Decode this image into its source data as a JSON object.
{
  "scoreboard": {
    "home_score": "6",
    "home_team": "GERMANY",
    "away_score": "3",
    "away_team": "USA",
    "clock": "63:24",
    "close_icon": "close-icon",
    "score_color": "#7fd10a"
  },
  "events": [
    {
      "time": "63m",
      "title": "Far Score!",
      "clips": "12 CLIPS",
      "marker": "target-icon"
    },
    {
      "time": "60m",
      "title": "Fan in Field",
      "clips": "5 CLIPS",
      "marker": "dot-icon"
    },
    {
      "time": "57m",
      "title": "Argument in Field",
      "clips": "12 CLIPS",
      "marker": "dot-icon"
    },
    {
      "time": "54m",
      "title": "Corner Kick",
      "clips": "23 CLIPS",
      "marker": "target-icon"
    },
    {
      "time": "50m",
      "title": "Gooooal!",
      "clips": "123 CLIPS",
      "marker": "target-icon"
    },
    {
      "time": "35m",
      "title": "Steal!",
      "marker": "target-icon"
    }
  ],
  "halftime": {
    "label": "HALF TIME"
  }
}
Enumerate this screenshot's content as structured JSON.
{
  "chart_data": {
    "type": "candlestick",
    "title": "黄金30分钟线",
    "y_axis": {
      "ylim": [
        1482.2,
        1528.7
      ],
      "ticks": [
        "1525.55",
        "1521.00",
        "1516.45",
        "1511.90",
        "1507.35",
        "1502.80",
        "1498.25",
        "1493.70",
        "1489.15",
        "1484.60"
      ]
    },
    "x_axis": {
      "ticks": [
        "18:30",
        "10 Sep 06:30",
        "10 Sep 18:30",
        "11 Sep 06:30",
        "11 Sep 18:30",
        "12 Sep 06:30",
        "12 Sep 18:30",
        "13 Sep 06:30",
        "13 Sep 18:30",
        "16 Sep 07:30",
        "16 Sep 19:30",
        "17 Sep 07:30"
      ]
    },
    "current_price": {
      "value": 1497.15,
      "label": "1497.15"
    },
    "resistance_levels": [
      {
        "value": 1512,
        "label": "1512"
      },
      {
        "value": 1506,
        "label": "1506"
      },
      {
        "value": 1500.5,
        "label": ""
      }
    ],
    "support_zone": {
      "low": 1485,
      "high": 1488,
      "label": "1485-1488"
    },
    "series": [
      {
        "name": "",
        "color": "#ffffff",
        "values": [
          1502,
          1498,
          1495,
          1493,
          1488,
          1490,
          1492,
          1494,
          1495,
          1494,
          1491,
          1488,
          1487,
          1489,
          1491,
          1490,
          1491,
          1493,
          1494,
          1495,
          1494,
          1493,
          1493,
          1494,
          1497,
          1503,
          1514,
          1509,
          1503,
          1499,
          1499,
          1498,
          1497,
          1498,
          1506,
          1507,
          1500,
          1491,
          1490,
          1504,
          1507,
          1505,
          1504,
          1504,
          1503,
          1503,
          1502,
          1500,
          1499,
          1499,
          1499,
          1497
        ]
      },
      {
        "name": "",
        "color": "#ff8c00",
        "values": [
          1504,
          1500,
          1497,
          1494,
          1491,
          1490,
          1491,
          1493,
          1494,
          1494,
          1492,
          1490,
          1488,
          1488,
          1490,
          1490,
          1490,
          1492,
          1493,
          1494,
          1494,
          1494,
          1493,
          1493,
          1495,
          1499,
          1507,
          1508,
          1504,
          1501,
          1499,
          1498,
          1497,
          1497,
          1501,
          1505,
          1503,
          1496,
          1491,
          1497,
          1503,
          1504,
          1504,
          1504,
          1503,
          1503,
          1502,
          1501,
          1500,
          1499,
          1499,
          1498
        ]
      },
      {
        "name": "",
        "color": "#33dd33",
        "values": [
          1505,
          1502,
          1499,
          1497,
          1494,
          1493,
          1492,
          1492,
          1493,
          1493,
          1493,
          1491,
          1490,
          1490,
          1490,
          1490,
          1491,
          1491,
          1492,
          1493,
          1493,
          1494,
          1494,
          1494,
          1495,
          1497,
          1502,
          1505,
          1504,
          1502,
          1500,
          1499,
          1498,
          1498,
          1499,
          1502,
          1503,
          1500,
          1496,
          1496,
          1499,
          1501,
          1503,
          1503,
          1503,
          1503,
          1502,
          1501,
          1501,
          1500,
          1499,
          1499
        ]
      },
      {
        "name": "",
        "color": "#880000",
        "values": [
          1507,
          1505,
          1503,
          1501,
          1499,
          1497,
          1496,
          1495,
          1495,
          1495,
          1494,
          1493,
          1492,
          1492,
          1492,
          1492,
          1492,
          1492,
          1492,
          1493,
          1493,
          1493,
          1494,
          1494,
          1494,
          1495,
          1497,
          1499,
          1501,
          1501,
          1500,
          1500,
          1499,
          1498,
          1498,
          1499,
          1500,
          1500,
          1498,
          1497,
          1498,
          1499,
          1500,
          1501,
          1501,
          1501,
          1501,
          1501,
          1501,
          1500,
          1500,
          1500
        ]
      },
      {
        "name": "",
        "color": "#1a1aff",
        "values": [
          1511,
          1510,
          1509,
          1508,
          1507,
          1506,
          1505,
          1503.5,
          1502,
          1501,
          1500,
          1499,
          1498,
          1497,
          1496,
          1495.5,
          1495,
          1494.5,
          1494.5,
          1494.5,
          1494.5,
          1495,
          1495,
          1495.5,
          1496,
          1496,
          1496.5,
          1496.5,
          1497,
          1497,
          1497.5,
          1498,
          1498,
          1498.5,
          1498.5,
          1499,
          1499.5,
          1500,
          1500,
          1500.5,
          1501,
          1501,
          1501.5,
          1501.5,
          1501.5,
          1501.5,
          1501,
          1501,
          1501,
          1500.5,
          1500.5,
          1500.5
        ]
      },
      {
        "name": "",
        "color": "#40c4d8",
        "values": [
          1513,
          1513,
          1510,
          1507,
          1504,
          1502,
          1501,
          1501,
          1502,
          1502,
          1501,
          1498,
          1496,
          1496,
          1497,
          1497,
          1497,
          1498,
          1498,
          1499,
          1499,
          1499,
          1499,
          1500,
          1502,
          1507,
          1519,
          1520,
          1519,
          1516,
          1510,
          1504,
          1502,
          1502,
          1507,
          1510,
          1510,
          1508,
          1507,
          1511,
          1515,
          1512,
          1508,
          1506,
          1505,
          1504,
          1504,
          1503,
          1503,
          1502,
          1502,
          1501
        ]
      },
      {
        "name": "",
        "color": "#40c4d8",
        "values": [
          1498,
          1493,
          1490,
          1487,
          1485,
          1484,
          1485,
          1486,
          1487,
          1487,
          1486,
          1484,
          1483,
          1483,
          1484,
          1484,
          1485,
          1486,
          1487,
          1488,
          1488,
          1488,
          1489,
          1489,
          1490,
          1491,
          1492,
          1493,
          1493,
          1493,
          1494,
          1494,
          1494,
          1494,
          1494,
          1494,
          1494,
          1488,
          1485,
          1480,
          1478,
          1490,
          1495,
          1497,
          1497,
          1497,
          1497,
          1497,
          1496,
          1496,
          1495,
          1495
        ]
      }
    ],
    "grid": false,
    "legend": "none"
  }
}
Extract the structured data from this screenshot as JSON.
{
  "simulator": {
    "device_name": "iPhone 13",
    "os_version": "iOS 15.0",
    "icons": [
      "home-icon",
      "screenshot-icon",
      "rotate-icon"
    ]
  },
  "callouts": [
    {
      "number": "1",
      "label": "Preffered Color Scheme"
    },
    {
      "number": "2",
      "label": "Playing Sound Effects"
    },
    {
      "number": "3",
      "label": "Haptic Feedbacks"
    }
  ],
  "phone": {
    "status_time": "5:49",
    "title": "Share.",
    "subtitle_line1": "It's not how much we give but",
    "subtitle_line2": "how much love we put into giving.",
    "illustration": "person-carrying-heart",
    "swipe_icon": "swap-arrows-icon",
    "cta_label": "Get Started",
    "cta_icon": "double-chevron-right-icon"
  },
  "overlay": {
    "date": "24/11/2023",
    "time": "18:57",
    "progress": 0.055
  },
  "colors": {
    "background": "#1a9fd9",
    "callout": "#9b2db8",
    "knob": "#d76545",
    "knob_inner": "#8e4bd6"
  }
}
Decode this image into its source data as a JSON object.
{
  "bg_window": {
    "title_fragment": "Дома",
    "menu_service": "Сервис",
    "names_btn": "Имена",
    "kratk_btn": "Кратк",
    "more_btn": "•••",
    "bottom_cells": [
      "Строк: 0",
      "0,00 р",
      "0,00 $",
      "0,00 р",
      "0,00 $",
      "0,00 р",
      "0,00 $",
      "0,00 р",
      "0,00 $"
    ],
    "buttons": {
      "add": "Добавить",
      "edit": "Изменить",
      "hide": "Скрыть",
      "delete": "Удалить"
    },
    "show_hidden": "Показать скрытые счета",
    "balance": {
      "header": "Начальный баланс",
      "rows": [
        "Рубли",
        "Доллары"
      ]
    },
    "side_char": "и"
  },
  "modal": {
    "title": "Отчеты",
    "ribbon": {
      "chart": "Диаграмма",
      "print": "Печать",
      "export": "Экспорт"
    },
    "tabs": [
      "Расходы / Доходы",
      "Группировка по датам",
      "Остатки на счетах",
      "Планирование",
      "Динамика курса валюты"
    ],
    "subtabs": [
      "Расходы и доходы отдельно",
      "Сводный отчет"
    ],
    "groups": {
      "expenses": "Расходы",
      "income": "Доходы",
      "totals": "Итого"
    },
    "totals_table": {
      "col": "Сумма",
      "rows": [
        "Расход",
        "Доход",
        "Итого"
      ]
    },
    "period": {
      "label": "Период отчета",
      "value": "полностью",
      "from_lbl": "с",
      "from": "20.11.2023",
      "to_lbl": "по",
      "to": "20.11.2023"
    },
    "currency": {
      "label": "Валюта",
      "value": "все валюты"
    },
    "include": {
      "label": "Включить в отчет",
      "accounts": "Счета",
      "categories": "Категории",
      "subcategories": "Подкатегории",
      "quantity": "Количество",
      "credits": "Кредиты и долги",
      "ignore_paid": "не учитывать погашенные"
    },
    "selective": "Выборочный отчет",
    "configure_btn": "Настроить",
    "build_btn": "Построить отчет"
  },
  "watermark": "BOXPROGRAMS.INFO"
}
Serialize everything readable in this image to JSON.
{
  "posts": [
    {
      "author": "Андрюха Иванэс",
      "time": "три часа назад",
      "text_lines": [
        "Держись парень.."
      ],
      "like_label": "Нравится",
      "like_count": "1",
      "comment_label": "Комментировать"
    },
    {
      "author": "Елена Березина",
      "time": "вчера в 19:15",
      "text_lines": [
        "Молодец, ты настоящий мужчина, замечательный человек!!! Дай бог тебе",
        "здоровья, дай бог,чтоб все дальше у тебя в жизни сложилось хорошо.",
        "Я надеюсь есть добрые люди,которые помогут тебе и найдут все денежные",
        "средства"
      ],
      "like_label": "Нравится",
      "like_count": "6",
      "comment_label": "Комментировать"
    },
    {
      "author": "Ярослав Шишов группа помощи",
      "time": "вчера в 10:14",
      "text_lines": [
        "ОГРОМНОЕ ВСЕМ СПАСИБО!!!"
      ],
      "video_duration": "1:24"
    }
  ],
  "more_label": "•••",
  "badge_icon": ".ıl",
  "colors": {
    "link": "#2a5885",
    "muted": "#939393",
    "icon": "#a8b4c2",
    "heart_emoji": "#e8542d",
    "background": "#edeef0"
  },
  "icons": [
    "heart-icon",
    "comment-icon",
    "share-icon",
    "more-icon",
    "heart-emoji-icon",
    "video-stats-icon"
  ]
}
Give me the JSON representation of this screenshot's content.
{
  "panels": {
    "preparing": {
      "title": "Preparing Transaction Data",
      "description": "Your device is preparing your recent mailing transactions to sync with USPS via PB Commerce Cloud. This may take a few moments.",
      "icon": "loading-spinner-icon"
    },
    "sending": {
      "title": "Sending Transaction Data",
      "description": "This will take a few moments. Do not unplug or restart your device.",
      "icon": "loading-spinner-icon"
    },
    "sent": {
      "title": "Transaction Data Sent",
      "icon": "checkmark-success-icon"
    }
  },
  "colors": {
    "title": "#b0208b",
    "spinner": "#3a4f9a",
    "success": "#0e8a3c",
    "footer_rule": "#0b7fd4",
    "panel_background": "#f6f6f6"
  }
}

### [DIRECTIONS FOR THIS TASK]
Provide only the number of lines in the entries that hold the word "JSON".

### [EXERCISE RESULT]
6